* [REQUIREMENTS]
The listing must be reproduced in full, exactly as it stands.

::::::

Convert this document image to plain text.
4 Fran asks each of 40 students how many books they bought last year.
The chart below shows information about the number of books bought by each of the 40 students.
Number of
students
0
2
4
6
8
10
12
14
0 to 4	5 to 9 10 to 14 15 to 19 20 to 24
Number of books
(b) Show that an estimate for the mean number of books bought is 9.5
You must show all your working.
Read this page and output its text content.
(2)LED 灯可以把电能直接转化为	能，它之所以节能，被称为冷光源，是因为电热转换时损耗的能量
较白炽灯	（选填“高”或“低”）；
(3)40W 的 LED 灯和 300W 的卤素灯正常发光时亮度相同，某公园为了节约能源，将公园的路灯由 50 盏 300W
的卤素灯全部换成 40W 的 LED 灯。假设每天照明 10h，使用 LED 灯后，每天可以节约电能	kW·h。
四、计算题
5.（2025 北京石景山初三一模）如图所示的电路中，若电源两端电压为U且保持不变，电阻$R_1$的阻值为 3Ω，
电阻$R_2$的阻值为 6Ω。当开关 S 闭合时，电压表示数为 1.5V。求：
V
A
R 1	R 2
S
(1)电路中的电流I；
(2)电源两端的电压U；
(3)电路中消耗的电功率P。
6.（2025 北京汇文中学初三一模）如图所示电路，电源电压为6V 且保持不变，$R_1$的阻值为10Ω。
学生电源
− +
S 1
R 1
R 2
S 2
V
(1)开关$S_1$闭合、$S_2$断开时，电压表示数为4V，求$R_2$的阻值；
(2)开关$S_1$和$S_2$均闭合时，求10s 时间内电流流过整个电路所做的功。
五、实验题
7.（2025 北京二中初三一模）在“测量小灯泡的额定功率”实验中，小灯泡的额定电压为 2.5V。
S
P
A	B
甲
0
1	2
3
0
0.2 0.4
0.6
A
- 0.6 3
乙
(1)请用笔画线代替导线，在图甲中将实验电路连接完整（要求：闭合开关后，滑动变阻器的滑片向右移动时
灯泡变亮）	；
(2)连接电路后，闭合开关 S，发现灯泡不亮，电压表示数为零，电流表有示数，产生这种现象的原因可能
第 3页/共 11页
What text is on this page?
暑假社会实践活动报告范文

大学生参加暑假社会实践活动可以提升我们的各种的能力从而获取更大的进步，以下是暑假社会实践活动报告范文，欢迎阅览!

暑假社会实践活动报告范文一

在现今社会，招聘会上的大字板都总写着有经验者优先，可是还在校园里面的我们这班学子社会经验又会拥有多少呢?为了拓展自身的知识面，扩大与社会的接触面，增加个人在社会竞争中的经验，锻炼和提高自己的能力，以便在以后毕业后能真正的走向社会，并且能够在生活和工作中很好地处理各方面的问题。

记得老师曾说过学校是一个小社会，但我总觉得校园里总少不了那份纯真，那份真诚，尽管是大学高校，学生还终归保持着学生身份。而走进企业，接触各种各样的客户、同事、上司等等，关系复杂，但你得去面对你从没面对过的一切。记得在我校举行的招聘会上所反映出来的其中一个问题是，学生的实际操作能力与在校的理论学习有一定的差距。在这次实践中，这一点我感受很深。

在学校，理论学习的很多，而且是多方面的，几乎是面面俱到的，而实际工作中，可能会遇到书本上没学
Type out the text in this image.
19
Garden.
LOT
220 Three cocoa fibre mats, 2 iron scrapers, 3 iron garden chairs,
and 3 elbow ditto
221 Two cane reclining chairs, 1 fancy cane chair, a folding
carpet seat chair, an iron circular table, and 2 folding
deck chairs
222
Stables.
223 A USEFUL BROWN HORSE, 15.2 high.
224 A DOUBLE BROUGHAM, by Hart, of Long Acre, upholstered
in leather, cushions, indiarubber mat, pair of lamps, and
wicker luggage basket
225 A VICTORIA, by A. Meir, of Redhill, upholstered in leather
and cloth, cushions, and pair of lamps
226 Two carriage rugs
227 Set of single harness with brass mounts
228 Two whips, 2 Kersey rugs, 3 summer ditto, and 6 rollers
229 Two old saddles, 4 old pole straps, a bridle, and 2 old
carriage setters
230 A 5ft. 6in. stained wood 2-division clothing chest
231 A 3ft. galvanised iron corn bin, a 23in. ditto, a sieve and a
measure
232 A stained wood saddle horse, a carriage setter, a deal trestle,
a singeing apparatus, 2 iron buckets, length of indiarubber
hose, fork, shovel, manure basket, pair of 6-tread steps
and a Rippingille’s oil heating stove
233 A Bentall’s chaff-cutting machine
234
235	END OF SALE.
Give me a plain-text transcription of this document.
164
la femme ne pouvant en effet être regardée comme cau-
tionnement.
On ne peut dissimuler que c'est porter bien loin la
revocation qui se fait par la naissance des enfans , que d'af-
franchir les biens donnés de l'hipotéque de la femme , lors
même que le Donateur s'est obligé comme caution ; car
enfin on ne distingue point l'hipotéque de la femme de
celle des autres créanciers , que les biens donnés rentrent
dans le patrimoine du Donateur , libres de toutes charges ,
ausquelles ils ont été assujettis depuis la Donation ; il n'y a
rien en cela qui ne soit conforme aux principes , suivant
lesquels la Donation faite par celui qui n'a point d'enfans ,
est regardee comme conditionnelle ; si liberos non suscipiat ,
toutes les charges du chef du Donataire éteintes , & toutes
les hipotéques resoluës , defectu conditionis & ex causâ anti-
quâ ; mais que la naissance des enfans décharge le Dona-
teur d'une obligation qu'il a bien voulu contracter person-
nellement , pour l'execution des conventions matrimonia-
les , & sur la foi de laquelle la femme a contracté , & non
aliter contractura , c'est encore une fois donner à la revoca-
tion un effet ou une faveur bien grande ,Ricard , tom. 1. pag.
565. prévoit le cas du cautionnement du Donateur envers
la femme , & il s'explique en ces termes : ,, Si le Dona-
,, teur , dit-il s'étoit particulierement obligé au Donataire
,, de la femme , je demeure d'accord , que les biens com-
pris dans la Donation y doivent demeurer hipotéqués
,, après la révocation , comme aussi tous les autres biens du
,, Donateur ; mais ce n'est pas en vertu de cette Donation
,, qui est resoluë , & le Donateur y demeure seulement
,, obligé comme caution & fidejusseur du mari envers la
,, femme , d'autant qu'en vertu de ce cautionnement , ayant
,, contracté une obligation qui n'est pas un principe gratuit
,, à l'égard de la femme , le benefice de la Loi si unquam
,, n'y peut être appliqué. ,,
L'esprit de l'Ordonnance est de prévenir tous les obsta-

::::::

* [COMPLETED EXERCISE]
Convert this document image to plain text.
4 Fran asks each of 40 students how many books they bought last year.
The chart below shows information about the number of books bought by each of the 40 students.
Number of
students
0
2
4
6
8
10
12
14
0 to 4	5 to 9 10 to 14 15 to 19 20 to 24
Number of books
(b) Show that an estimate for the mean number of books bought is 9.5
You must show all your working.
Read this page and output its text content.
(2)LED 灯可以把电能直接转化为	能，它之所以节能，被称为冷光源，是因为电热转换时损耗的能量
较白炽灯	（选填“高”或“低”）；
(3)40W 的 LED 灯和 300W 的卤素灯正常发光时亮度相同，某公园为了节约能源，将公园的路灯由 50 盏 300W
的卤素灯全部换成 40W 的 LED 灯。假设每天照明 10h，使用 LED 灯后，每天可以节约电能	kW·h。
四、计算题
5.（2025 北京石景山初三一模）如图所示的电路中，若电源两端电压为U且保持不变，电阻$R_1$的阻值为 3Ω，
电阻$R_2$的阻值为 6Ω。当开关 S 闭合时，电压表示数为 1.5V。求：
V
A
R 1	R 2
S
(1)电路中的电流I；
(2)电源两端的电压U；
(3)电路中消耗的电功率P。
6.（2025 北京汇文中学初三一模）如图所示电路，电源电压为6V 且保持不变，$R_1$的阻值为10Ω。
学生电源
− +
S 1
R 1
R 2
S 2
V
(1)开关$S_1$闭合、$S_2$断开时，电压表示数为4V，求$R_2$的阻值；
(2)开关$S_1$和$S_2$均闭合时，求10s 时间内电流流过整个电路所做的功。
五、实验题
7.（2025 北京二中初三一模）在“测量小灯泡的额定功率”实验中，小灯泡的额定电压为 2.5V。
S
P
A	B
甲
0
1	2
3
0
0.2 0.4
0.6
A
- 0.6 3
乙
(1)请用笔画线代替导线，在图甲中将实验电路连接完整（要求：闭合开关后，滑动变阻器的滑片向右移动时
灯泡变亮）	；
(2)连接电路后，闭合开关 S，发现灯泡不亮，电压表示数为零，电流表有示数，产生这种现象的原因可能
第 3页/共 11页
What text is on this page?
暑假社会实践活动报告范文

大学生参加暑假社会实践活动可以提升我们的各种的能力从而获取更大的进步，以下是暑假社会实践活动报告范文，欢迎阅览!

暑假社会实践活动报告范文一

在现今社会，招聘会上的大字板都总写着有经验者优先，可是还在校园里面的我们这班学子社会经验又会拥有多少呢?为了拓展自身的知识面，扩大与社会的接触面，增加个人在社会竞争中的经验，锻炼和提高自己的能力，以便在以后毕业后能真正的走向社会，并且能够在生活和工作中很好地处理各方面的问题。

记得老师曾说过学校是一个小社会，但我总觉得校园里总少不了那份纯真，那份真诚，尽管是大学高校，学生还终归保持着学生身份。而走进企业，接触各种各样的客户、同事、上司等等，关系复杂，但你得去面对你从没面对过的一切。记得在我校举行的招聘会上所反映出来的其中一个问题是，学生的实际操作能力与在校的理论学习有一定的差距。在这次实践中，这一点我感受很深。

在学校，理论学习的很多，而且是多方面的，几乎是面面俱到的，而实际工作中，可能会遇到书本上没学
Type out the text in this image.
19
Garden.
LOT
220 Three cocoa fibre mats, 2 iron scrapers, 3 iron garden chairs,
and 3 elbow ditto
221 Two cane reclining chairs, 1 fancy cane chair, a folding
carpet seat chair, an iron circular table, and 2 folding
deck chairs
222
Stables.
223 A USEFUL BROWN HORSE, 15.2 high.
224 A DOUBLE BROUGHAM, by Hart, of Long Acre, upholstered
in leather, cushions, indiarubber mat, pair of lamps, and
wicker luggage basket
225 A VICTORIA, by A. Meir, of Redhill, upholstered in leather
and cloth, cushions, and pair of lamps
226 Two carriage rugs
227 Set of single harness with brass mounts
228 Two whips, 2 Kersey rugs, 3 summer ditto, and 6 rollers
229 Two old saddles, 4 old pole straps, a bridle, and 2 old
carriage setters
230 A 5ft. 6in. stained wood 2-division clothing chest
231 A 3ft. galvanised iron corn bin, a 23in. ditto, a sieve and a
measure
232 A stained wood saddle horse, a carriage setter, a deal trestle,
a singeing apparatus, 2 iron buckets, length of indiarubber
hose, fork, shovel, manure basket, pair of 6-tread steps
and a Rippingille’s oil heating stove
233 A Bentall’s chaff-cutting machine
234
235	END OF SALE.
Give me a plain-text transcription of this document.
164
la femme ne pouvant en effet être regardée comme cau-
tionnement.
On ne peut dissimuler que c'est porter bien loin la
revocation qui se fait par la naissance des enfans , que d'af-
franchir les biens donnés de l'hipotéque de la femme , lors
même que le Donateur s'est obligé comme caution ; car
enfin on ne distingue point l'hipotéque de la femme de
celle des autres créanciers , que les biens donnés rentrent
dans le patrimoine du Donateur , libres de toutes charges ,
ausquelles ils ont été assujettis depuis la Donation ; il n'y a
rien en cela qui ne soit conforme aux principes , suivant
lesquels la Donation faite par celui qui n'a point d'enfans ,
est regardee comme conditionnelle ; si liberos non suscipiat ,
toutes les charges du chef du Donataire éteintes , & toutes
les hipotéques resoluës , defectu conditionis & ex causâ anti-
quâ ; mais que la naissance des enfans décharge le Dona-
teur d'une obligation qu'il a bien voulu contracter person-
nellement , pour l'execution des conventions matrimonia-
les , & sur la foi de laquelle la femme a contracté , & non
aliter contractura , c'est encore une fois donner à la revoca-
tion un effet ou une faveur bien grande ,Ricard , tom. 1. pag.
565. prévoit le cas du cautionnement du Donateur envers
la femme , & il s'explique en ces termes : ,, Si le Dona-
,, teur , dit-il s'étoit particulierement obligé au Donataire
,, de la femme , je demeure d'accord , que les biens com-
pris dans la Donation y doivent demeurer hipotéqués
,, après la révocation , comme aussi tous les autres biens du
,, Donateur ; mais ce n'est pas en vertu de cette Donation
,, qui est resoluë , & le Donateur y demeure seulement
,, obligé comme caution & fidejusseur du mari envers la
,, femme , d'autant qu'en vertu de ce cautionnement , ayant
,, contracté une obligation qui n'est pas un principe gratuit
,, à l'égard de la femme , le benefice de la Loi si unquam
,, n'y peut être appliqué. ,,
L'esprit de l'Ordonnance est de prévenir tous les obsta-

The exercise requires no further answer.